Find every line in the records below that holds the word "JSON" and copy it.

------------------------------------------------------------------------

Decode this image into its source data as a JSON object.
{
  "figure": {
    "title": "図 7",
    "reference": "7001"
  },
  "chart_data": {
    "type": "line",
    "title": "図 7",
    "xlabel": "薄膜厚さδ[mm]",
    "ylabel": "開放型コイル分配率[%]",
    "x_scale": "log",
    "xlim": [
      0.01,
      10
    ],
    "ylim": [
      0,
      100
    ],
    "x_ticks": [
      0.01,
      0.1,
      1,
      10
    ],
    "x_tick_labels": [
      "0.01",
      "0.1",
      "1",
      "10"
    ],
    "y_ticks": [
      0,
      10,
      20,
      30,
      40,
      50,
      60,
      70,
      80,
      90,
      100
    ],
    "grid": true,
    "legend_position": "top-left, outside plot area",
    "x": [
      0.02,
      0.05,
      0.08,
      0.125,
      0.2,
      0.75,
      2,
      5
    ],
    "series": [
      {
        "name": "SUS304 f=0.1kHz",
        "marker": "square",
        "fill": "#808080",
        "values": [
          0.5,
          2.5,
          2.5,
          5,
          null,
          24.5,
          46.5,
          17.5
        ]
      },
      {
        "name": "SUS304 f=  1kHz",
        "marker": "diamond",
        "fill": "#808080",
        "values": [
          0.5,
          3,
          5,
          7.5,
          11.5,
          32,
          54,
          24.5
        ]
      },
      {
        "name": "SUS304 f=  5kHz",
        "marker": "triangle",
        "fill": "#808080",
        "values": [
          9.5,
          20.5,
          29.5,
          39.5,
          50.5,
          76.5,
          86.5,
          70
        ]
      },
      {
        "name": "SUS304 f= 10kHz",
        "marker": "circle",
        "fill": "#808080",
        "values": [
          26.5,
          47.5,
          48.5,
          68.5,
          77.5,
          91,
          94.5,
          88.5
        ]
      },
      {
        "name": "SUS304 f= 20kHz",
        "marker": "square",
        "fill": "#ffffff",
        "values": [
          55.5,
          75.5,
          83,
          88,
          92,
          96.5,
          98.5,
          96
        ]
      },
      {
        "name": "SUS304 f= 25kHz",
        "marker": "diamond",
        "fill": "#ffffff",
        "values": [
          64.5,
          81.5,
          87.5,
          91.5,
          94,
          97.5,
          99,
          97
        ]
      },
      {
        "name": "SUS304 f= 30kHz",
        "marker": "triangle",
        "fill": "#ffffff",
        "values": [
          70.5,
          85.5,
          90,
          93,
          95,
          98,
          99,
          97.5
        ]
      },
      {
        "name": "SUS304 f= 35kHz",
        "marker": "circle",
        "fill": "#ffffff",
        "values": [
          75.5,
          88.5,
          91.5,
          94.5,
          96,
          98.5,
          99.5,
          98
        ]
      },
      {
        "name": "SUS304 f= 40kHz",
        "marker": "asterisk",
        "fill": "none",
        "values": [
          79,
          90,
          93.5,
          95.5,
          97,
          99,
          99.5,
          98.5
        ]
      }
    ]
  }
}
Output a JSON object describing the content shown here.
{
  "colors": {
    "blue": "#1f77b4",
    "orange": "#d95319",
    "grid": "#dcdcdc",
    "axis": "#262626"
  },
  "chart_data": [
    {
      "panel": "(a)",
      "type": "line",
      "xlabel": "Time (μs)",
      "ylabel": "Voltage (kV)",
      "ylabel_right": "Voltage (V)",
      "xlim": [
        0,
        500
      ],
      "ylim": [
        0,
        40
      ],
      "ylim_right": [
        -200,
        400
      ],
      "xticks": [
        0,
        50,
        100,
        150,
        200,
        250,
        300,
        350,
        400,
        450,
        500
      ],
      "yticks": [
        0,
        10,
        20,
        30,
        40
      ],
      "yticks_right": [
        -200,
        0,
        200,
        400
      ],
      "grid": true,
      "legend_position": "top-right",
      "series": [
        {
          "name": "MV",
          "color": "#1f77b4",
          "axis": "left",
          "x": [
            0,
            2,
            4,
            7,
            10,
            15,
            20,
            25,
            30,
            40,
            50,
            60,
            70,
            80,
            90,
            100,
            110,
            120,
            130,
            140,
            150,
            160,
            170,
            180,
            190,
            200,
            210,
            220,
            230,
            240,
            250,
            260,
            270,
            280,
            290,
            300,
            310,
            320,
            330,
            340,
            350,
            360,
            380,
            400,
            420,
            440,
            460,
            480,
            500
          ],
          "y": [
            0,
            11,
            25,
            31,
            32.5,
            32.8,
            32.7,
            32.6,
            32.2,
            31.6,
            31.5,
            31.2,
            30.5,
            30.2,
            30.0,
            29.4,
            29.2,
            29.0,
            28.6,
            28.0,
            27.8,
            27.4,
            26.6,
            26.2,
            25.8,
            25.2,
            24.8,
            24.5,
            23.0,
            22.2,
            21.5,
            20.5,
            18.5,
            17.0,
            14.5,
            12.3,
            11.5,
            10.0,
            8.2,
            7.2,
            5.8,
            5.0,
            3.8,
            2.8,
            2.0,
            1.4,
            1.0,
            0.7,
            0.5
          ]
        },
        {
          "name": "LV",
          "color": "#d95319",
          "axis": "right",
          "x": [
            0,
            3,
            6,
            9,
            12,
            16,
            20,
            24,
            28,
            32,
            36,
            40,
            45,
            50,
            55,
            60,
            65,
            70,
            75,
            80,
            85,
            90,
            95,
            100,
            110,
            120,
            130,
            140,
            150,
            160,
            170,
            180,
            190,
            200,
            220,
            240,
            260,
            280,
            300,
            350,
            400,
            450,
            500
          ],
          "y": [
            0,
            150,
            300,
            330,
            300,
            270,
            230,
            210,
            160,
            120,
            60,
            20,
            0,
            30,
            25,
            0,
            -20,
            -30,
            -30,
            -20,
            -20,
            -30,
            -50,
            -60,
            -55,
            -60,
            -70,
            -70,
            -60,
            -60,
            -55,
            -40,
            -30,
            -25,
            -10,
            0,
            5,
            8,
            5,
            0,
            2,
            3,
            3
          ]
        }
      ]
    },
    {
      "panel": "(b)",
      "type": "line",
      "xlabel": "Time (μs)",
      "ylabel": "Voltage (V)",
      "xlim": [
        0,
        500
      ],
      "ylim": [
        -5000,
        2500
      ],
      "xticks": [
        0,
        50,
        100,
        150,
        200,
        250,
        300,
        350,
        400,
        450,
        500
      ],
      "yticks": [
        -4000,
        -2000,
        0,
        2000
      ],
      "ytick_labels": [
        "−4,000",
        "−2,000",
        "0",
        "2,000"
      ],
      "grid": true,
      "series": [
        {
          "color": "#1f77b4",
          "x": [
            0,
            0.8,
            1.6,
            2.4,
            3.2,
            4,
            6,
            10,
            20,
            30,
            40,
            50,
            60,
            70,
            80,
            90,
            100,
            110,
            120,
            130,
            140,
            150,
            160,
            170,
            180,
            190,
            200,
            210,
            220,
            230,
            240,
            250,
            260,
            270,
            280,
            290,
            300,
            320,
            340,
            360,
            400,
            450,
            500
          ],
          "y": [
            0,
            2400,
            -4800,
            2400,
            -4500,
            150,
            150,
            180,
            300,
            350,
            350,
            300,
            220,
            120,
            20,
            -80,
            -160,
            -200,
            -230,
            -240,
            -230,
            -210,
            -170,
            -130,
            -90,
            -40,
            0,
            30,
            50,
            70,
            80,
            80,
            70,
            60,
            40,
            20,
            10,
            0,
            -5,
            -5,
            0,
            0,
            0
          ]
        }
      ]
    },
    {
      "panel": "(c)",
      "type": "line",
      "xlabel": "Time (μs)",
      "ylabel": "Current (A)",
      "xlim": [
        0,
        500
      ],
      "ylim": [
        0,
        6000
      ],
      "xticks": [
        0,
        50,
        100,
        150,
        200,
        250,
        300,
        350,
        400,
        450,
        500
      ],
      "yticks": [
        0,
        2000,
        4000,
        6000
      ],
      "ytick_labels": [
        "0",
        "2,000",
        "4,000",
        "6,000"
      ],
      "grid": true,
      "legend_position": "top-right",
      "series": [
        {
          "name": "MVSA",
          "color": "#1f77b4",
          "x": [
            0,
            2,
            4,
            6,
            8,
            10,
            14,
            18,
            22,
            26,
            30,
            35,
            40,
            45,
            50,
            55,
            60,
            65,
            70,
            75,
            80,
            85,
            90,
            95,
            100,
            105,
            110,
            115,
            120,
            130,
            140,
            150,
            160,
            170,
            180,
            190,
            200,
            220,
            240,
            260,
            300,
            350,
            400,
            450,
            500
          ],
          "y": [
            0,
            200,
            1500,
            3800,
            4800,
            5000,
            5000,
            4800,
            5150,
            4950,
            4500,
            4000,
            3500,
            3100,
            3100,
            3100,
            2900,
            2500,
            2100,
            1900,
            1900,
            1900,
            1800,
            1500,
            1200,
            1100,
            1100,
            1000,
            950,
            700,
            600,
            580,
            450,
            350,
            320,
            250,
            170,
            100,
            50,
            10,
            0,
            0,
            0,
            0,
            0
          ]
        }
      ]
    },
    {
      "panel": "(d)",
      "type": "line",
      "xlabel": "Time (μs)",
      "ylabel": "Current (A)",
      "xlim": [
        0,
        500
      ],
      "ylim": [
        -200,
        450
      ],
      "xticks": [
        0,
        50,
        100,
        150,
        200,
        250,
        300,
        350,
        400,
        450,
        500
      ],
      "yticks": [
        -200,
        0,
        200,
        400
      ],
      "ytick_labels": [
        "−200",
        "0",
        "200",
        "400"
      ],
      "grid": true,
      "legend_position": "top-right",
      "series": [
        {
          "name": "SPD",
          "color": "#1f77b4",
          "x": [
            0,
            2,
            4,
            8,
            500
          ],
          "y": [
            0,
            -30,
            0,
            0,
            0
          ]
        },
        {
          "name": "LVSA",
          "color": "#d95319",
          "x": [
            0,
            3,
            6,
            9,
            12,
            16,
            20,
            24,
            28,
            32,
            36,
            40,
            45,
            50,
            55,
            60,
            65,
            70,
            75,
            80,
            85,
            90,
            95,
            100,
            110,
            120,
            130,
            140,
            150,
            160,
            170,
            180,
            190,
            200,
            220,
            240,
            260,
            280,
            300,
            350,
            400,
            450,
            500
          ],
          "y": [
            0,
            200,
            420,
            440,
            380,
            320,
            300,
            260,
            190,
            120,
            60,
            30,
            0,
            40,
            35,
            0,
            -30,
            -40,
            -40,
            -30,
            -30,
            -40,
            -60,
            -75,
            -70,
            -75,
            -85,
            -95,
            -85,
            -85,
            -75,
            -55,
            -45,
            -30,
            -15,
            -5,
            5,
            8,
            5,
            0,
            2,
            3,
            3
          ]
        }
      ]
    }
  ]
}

------------------------------------------------------------------------

*WRITTEN SOLUTION:*
Decode this image into its source data as a JSON object.
Output a JSON object describing the content shown here.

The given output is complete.